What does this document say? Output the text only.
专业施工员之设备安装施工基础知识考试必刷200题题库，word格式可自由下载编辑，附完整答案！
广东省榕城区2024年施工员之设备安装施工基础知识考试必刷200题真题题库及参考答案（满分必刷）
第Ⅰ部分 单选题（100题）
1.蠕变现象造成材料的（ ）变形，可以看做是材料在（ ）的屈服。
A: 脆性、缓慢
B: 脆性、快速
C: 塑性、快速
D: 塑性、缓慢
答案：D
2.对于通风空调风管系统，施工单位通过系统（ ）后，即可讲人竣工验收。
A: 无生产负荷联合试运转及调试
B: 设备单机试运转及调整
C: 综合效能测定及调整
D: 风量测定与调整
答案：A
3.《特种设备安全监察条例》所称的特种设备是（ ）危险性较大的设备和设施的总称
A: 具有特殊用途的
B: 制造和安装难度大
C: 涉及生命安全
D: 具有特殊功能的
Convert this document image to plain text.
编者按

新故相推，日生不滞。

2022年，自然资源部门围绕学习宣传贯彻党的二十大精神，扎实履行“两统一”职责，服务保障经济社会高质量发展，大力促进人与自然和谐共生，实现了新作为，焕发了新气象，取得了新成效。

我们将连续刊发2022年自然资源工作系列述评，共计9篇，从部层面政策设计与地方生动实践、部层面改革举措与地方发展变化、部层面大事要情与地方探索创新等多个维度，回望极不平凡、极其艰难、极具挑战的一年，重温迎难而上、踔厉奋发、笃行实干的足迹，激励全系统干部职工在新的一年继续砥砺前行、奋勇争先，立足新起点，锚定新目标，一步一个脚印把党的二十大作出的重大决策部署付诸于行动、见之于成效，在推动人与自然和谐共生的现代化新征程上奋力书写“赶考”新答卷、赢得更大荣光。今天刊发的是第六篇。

▸ **EXERCISE GOAL**: Read through the entries and copy every line that includes "this".

▸ **FINISHED TASK**:
What does this document say? Output the text only.
Convert this document image to plain text.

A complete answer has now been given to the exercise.